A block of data

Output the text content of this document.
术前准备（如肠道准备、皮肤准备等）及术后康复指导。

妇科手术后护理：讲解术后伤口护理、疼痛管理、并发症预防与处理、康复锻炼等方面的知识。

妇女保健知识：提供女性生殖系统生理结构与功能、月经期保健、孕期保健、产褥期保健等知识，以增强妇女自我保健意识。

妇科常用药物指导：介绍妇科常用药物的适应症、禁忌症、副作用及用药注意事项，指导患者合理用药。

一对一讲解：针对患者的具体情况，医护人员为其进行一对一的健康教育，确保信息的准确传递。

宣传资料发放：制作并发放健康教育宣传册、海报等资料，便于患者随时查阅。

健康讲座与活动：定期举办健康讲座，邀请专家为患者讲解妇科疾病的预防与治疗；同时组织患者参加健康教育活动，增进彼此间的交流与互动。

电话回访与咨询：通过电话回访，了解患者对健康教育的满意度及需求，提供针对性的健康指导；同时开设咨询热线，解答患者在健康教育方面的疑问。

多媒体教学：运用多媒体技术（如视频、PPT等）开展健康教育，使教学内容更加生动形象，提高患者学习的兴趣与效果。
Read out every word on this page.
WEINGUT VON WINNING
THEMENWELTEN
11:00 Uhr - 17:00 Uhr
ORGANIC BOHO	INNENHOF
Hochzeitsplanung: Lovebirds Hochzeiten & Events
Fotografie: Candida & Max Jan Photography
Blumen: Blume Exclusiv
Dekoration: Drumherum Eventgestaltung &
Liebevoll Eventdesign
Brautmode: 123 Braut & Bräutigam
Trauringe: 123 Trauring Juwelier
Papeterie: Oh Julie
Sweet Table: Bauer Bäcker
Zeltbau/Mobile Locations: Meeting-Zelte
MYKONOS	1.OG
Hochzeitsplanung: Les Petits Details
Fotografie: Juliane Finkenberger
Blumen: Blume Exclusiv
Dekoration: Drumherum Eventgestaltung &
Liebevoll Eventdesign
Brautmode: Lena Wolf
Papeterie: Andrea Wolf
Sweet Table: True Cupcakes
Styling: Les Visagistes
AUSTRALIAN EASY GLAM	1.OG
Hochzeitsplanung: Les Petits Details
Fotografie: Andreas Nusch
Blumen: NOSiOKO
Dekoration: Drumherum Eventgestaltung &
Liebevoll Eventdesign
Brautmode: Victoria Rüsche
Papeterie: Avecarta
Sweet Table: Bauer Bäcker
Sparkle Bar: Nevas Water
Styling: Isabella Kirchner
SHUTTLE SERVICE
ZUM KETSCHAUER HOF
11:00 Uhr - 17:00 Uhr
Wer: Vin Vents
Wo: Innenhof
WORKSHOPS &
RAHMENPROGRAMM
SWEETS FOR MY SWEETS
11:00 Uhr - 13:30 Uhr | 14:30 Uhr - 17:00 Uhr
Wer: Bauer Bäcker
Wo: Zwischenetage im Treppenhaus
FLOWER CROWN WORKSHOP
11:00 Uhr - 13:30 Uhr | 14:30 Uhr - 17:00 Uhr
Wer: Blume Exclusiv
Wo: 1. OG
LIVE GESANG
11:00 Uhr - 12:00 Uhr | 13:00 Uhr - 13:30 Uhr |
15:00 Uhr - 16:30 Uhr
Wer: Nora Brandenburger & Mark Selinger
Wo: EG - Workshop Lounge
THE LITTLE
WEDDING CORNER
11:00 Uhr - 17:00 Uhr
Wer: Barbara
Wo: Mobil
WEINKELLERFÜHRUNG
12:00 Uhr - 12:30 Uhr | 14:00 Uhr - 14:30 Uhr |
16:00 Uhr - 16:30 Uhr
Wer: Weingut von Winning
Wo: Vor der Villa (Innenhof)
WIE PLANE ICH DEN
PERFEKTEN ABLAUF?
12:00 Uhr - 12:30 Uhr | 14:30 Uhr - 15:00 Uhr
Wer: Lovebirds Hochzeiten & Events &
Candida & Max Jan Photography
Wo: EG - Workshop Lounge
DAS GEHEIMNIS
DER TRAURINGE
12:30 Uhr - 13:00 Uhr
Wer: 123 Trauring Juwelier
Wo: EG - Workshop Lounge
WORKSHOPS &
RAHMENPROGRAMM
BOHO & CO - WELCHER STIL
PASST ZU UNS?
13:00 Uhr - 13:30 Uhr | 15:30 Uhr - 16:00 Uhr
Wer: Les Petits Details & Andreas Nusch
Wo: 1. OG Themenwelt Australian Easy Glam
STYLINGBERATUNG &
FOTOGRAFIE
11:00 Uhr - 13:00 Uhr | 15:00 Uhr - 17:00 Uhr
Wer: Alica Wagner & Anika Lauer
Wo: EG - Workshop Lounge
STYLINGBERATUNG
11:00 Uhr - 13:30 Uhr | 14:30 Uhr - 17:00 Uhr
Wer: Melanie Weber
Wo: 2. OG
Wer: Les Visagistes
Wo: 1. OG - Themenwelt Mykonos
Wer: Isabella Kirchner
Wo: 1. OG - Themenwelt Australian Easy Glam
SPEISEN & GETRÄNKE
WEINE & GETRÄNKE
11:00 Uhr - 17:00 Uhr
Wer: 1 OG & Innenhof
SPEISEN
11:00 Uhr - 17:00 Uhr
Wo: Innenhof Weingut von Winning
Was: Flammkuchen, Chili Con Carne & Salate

◆ Written request
Write out each line of the data that holds the string "Lovebirds".

◆ Output of the task
Hochzeitsplanung: Lovebirds Hochzeiten & Events
Wer: Lovebirds Hochzeiten & Events &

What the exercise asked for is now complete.